-- Start LISTED ENTRIES --

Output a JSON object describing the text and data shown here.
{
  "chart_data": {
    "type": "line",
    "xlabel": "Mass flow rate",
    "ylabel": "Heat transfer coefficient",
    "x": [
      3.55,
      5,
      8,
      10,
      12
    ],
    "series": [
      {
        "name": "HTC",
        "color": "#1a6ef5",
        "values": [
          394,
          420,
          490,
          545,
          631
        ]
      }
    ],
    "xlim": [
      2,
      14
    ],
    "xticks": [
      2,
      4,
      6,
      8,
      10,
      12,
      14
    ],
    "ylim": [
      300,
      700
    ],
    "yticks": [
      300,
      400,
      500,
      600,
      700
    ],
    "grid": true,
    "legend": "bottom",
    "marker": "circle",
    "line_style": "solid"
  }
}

-- End LISTED ENTRIES --

=== WHAT IS BEING ASKED ===
Exact output of every entry is required.

=== OUTPUT FOR THIS TASK ===
Output a JSON object describing the text and data shown here.
{
  "chart_data": {
    "type": "line",
    "xlabel": "Mass flow rate",
    "ylabel": "Heat transfer coefficient",
    "x": [
      3.55,
      5,
      8,
      10,
      12
    ],
    "series": [
      {
        "name": "HTC",
        "color": "#1a6ef5",
        "values": [
          394,
          420,
          490,
          545,
          631
        ]
      }
    ],
    "xlim": [
      2,
      14
    ],
    "xticks": [
      2,
      4,
      6,
      8,
      10,
      12,
      14
    ],
    "ylim": [
      300,
      700
    ],
    "yticks": [
      300,
      400,
      500,
      600,
      700
    ],
    "grid": true,
    "legend": "bottom",
    "marker": "circle",
    "line_style": "solid"
  }
}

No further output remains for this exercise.